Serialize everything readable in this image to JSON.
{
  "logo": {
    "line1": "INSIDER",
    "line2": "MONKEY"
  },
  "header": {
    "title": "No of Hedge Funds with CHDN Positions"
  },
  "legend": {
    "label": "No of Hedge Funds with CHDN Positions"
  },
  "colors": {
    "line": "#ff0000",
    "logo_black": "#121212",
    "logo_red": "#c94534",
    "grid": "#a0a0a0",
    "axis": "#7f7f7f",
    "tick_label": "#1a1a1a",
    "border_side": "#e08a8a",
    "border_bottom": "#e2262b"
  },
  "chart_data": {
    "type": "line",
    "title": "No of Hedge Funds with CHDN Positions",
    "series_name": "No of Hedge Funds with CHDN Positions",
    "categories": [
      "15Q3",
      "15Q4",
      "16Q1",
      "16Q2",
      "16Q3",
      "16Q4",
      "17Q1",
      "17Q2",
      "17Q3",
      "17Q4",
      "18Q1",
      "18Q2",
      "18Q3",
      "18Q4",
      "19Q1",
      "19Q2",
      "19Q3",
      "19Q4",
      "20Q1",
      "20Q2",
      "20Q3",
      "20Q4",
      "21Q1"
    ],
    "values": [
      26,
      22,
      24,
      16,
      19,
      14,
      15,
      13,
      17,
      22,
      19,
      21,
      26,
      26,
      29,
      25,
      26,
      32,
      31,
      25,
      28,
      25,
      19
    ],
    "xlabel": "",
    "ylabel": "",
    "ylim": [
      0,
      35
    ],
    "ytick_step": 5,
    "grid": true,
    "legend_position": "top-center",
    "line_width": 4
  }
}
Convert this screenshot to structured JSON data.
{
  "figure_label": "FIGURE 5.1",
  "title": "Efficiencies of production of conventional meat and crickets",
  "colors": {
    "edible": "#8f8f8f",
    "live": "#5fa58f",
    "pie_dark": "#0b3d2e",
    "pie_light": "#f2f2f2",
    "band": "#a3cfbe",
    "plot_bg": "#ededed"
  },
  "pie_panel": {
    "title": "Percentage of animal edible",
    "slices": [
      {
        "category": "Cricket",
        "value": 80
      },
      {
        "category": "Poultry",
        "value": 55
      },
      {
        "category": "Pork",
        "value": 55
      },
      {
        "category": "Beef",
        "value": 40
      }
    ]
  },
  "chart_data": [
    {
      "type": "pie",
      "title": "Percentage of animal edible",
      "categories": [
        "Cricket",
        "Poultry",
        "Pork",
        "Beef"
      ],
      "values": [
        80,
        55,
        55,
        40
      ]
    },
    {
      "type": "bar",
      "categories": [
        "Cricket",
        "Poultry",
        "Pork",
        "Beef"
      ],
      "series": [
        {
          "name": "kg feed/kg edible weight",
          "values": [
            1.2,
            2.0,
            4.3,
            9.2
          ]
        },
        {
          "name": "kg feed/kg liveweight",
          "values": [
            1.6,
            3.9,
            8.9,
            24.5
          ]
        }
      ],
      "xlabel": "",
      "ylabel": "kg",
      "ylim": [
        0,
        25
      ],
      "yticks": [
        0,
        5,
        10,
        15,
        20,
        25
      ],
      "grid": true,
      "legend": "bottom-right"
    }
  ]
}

- DIRECTIONS -
Retype the entries one by one, exactly.

- WRITTEN ANSWER -
Serialize everything readable in this image to JSON.
{
  "logo": {
    "line1": "INSIDER",
    "line2": "MONKEY"
  },
  "header": {
    "title": "No of Hedge Funds with CHDN Positions"
  },
  "legend": {
    "label": "No of Hedge Funds with CHDN Positions"
  },
  "colors": {
    "line": "#ff0000",
    "logo_black": "#121212",
    "logo_red": "#c94534",
    "grid": "#a0a0a0",
    "axis": "#7f7f7f",
    "tick_label": "#1a1a1a",
    "border_side": "#e08a8a",
    "border_bottom": "#e2262b"
  },
  "chart_data": {
    "type": "line",
    "title": "No of Hedge Funds with CHDN Positions",
    "series_name": "No of Hedge Funds with CHDN Positions",
    "categories": [
      "15Q3",
      "15Q4",
      "16Q1",
      "16Q2",
      "16Q3",
      "16Q4",
      "17Q1",
      "17Q2",
      "17Q3",
      "17Q4",
      "18Q1",
      "18Q2",
      "18Q3",
      "18Q4",
      "19Q1",
      "19Q2",
      "19Q3",
      "19Q4",
      "20Q1",
      "20Q2",
      "20Q3",
      "20Q4",
      "21Q1"
    ],
    "values": [
      26,
      22,
      24,
      16,
      19,
      14,
      15,
      13,
      17,
      22,
      19,
      21,
      26,
      26,
      29,
      25,
      26,
      32,
      31,
      25,
      28,
      25,
      19
    ],
    "xlabel": "",
    "ylabel": "",
    "ylim": [
      0,
      35
    ],
    "ytick_step": 5,
    "grid": true,
    "legend_position": "top-center",
    "line_width": 4
  }
}
Convert this screenshot to structured JSON data.
{
  "figure_label": "FIGURE 5.1",
  "title": "Efficiencies of production of conventional meat and crickets",
  "colors": {
    "edible": "#8f8f8f",
    "live": "#5fa58f",
    "pie_dark": "#0b3d2e",
    "pie_light": "#f2f2f2",
    "band": "#a3cfbe",
    "plot_bg": "#ededed"
  },
  "pie_panel": {
    "title": "Percentage of animal edible",
    "slices": [
      {
        "category": "Cricket",
        "value": 80
      },
      {
        "category": "Poultry",
        "value": 55
      },
      {
        "category": "Pork",
        "value": 55
      },
      {
        "category": "Beef",
        "value": 40
      }
    ]
  },
  "chart_data": [
    {
      "type": "pie",
      "title": "Percentage of animal edible",
      "categories": [
        "Cricket",
        "Poultry",
        "Pork",
        "Beef"
      ],
      "values": [
        80,
        55,
        55,
        40
      ]
    },
    {
      "type": "bar",
      "categories": [
        "Cricket",
        "Poultry",
        "Pork",
        "Beef"
      ],
      "series": [
        {
          "name": "kg feed/kg edible weight",
          "values": [
            1.2,
            2.0,
            4.3,
            9.2
          ]
        },
        {
          "name": "kg feed/kg liveweight",
          "values": [
            1.6,
            3.9,
            8.9,
            24.5
          ]
        }
      ],
      "xlabel": "",
      "ylabel": "kg",
      "ylim": [
        0,
        25
      ],
      "yticks": [
        0,
        5,
        10,
        15,
        20,
        25
      ],
      "grid": true,
      "legend": "bottom-right"
    }
  ]
}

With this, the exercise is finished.